**Material provided**
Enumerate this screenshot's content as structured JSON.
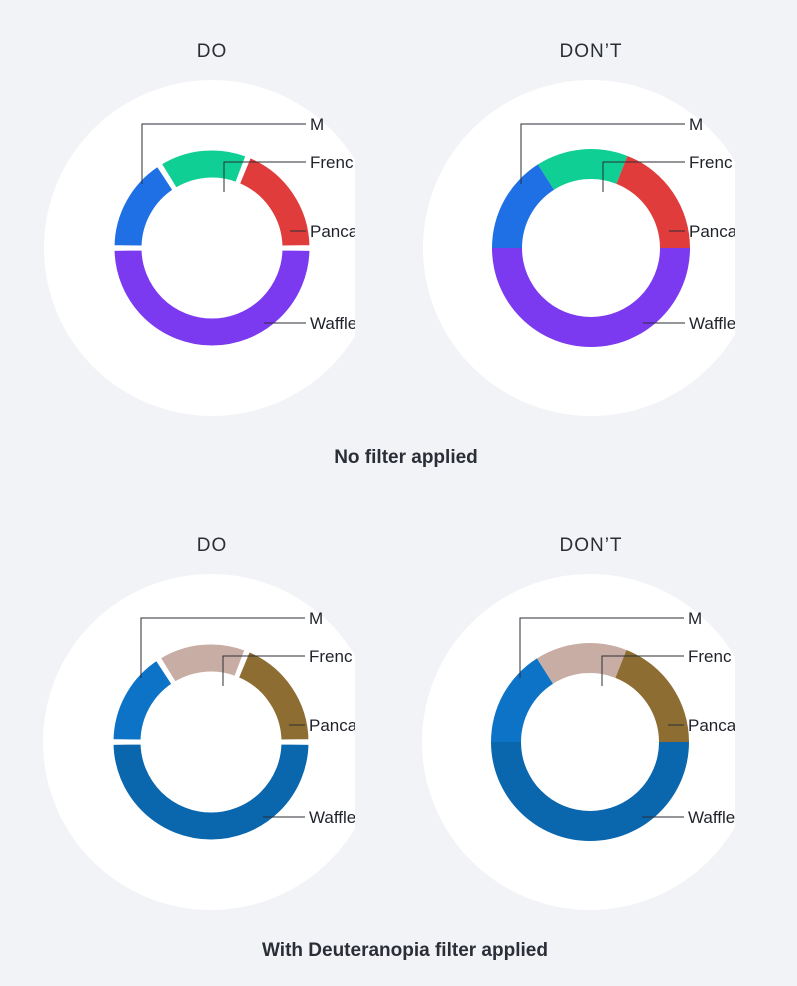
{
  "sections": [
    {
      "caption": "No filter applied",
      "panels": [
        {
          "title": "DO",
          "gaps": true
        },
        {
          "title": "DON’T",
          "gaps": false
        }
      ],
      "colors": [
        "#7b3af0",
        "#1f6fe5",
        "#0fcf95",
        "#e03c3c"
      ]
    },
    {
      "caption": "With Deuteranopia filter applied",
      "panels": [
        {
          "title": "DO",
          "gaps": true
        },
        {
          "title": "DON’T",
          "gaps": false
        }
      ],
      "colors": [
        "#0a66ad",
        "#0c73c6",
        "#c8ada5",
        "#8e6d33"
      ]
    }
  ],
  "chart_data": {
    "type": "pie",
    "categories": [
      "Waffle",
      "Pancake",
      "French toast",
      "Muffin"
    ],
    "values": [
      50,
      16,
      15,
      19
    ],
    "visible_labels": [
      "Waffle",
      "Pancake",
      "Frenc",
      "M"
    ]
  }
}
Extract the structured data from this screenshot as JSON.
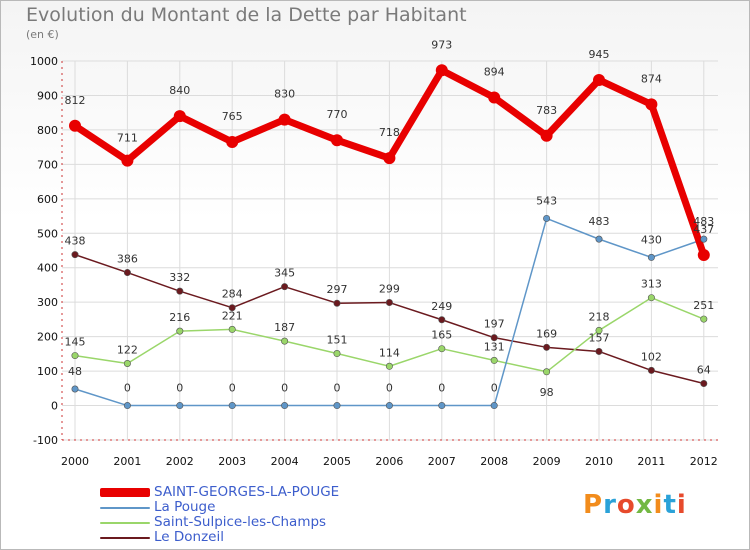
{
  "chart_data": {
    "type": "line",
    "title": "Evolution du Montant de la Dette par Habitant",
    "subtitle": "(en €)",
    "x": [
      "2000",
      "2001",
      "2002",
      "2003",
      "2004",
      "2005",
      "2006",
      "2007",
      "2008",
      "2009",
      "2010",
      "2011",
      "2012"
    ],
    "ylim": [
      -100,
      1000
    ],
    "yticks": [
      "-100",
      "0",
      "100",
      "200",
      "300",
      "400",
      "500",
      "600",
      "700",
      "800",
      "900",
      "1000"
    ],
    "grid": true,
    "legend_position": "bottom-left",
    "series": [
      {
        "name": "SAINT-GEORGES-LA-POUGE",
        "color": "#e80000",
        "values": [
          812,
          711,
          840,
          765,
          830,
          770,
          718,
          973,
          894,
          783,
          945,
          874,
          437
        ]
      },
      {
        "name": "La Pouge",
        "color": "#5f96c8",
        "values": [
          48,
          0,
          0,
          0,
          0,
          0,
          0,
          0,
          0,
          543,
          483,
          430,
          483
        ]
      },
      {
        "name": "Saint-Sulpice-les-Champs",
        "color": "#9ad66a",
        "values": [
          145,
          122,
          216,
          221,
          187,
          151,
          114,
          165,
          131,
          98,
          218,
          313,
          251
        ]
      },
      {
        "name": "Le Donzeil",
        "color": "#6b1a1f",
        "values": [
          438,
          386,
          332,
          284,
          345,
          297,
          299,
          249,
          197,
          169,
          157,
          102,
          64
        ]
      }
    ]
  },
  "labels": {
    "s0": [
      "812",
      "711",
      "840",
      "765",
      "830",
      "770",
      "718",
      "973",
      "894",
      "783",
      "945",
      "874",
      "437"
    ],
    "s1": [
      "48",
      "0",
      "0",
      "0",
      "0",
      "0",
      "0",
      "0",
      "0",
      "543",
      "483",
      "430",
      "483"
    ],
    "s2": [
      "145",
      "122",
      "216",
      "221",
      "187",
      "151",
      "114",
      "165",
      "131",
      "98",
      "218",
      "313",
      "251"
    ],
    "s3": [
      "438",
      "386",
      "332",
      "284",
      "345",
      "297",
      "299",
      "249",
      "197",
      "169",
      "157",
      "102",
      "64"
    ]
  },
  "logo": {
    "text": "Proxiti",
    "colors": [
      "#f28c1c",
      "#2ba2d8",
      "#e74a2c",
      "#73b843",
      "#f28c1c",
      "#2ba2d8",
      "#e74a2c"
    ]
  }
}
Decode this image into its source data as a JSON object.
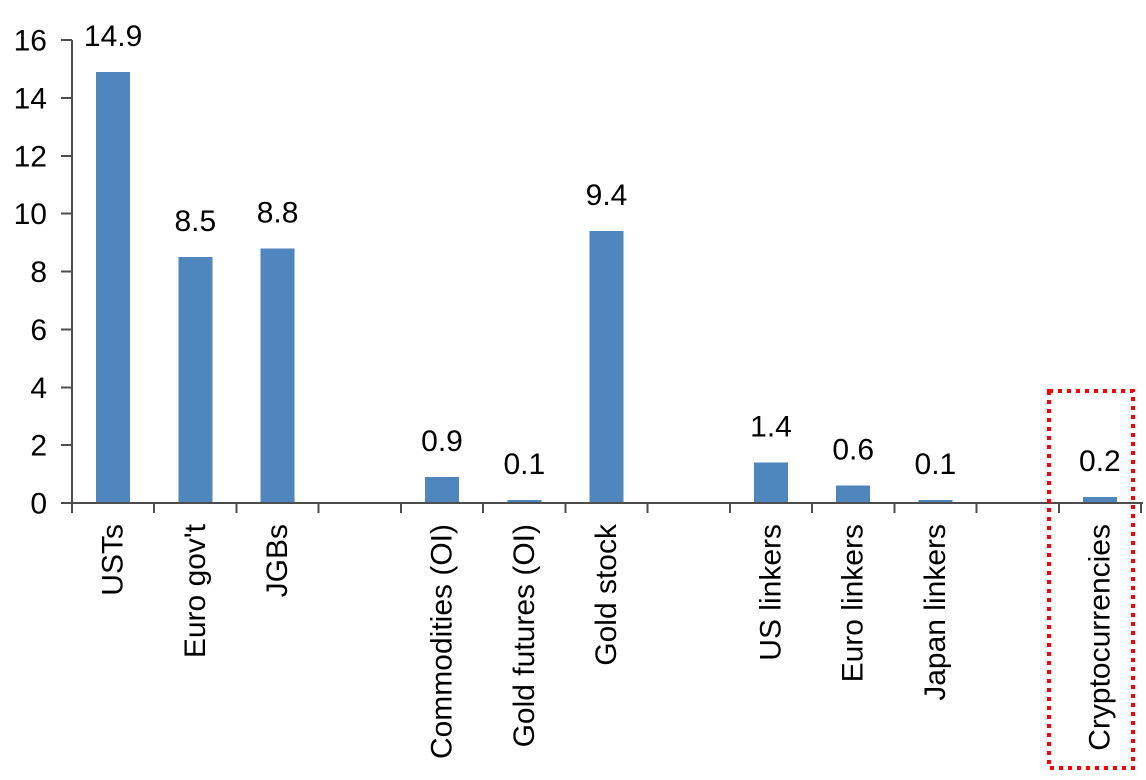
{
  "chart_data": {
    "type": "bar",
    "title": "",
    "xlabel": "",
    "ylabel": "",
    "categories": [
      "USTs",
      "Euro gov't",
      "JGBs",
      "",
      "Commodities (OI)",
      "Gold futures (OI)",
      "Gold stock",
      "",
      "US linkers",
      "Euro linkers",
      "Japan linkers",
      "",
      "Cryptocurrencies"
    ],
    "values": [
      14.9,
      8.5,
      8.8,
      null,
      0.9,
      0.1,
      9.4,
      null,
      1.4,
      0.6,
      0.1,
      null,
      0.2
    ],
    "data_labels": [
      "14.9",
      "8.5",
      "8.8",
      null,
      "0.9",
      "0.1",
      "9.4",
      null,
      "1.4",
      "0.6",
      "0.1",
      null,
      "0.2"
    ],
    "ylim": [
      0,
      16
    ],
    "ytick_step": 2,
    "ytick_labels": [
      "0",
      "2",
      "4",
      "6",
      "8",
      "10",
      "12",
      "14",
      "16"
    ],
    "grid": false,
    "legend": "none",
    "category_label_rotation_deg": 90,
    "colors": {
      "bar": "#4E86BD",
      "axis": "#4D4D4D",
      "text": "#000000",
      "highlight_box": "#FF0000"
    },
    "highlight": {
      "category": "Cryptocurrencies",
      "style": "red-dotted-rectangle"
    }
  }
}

**Problem description**
Pictures in the records above should not be copied. Repeat everything else exactly.

**Solution for this problem**
Enumerate this screenshot's content as structured JSON.
{
  "sections": [
    {
      "caption": "No filter applied",
      "panels": [
        {
          "title": "DO",
          "gaps": true
        },
        {
          "title": "DON’T",
          "gaps": false
        }
      ],
      "colors": [
        "#7b3af0",
        "#1f6fe5",
        "#0fcf95",
        "#e03c3c"
      ]
    },
    {
      "caption": "With Deuteranopia filter applied",
      "panels": [
        {
          "title": "DO",
          "gaps": true
        },
        {
          "title": "DON’T",
          "gaps": false
        }
      ],
      "colors": [
        "#0a66ad",
        "#0c73c6",
        "#c8ada5",
        "#8e6d33"
      ]
    }
  ],
  "chart_data": {
    "type": "pie",
    "categories": [
      "Waffle",
      "Pancake",
      "French toast",
      "Muffin"
    ],
    "values": [
      50,
      16,
      15,
      19
    ],
    "visible_labels": [
      "Waffle",
      "Pancake",
      "Frenc",
      "M"
    ]
  }
}
Extract the structured data from this screenshot as JSON.
{
  "chart_data": {
    "type": "line",
    "title": "Evolution du Montant de la Dette par Habitant",
    "subtitle": "(en €)",
    "x": [
      "2000",
      "2001",
      "2002",
      "2003",
      "2004",
      "2005",
      "2006",
      "2007",
      "2008",
      "2009",
      "2010",
      "2011",
      "2012"
    ],
    "ylim": [
      -100,
      1000
    ],
    "yticks": [
      "-100",
      "0",
      "100",
      "200",
      "300",
      "400",
      "500",
      "600",
      "700",
      "800",
      "900",
      "1000"
    ],
    "grid": true,
    "legend_position": "bottom-left",
    "series": [
      {
        "name": "SAINT-GEORGES-LA-POUGE",
        "color": "#e80000",
        "values": [
          812,
          711,
          840,
          765,
          830,
          770,
          718,
          973,
          894,
          783,
          945,
          874,
          437
        ]
      },
      {
        "name": "La Pouge",
        "color": "#5f96c8",
        "values": [
          48,
          0,
          0,
          0,
          0,
          0,
          0,
          0,
          0,
          543,
          483,
          430,
          483
        ]
      },
      {
        "name": "Saint-Sulpice-les-Champs",
        "color": "#9ad66a",
        "values": [
          145,
          122,
          216,
          221,
          187,
          151,
          114,
          165,
          131,
          98,
          218,
          313,
          251
        ]
      },
      {
        "name": "Le Donzeil",
        "color": "#6b1a1f",
        "values": [
          438,
          386,
          332,
          284,
          345,
          297,
          299,
          249,
          197,
          169,
          157,
          102,
          64
        ]
      }
    ]
  },
  "labels": {
    "s0": [
      "812",
      "711",
      "840",
      "765",
      "830",
      "770",
      "718",
      "973",
      "894",
      "783",
      "945",
      "874",
      "437"
    ],
    "s1": [
      "48",
      "0",
      "0",
      "0",
      "0",
      "0",
      "0",
      "0",
      "0",
      "543",
      "483",
      "430",
      "483"
    ],
    "s2": [
      "145",
      "122",
      "216",
      "221",
      "187",
      "151",
      "114",
      "165",
      "131",
      "98",
      "218",
      "313",
      "251"
    ],
    "s3": [
      "438",
      "386",
      "332",
      "284",
      "345",
      "297",
      "299",
      "249",
      "197",
      "169",
      "157",
      "102",
      "64"
    ]
  },
  "logo": {
    "text": "Proxiti",
    "colors": [
      "#f28c1c",
      "#2ba2d8",
      "#e74a2c",
      "#73b843",
      "#f28c1c",
      "#2ba2d8",
      "#e74a2c"
    ]
  }
}
Decode this image into its source data as a JSON object.
{
  "chart_data": {
    "type": "bar",
    "title": "",
    "xlabel": "",
    "ylabel": "",
    "categories": [
      "USTs",
      "Euro gov't",
      "JGBs",
      "",
      "Commodities (OI)",
      "Gold futures (OI)",
      "Gold stock",
      "",
      "US linkers",
      "Euro linkers",
      "Japan linkers",
      "",
      "Cryptocurrencies"
    ],
    "values": [
      14.9,
      8.5,
      8.8,
      null,
      0.9,
      0.1,
      9.4,
      null,
      1.4,
      0.6,
      0.1,
      null,
      0.2
    ],
    "data_labels": [
      "14.9",
      "8.5",
      "8.8",
      null,
      "0.9",
      "0.1",
      "9.4",
      null,
      "1.4",
      "0.6",
      "0.1",
      null,
      "0.2"
    ],
    "ylim": [
      0,
      16
    ],
    "ytick_step": 2,
    "ytick_labels": [
      "0",
      "2",
      "4",
      "6",
      "8",
      "10",
      "12",
      "14",
      "16"
    ],
    "grid": false,
    "legend": "none",
    "category_label_rotation_deg": 90,
    "colors": {
      "bar": "#4E86BD",
      "axis": "#4D4D4D",
      "text": "#000000",
      "highlight_box": "#FF0000"
    },
    "highlight": {
      "category": "Cryptocurrencies",
      "style": "red-dotted-rectangle"
    }
  }
}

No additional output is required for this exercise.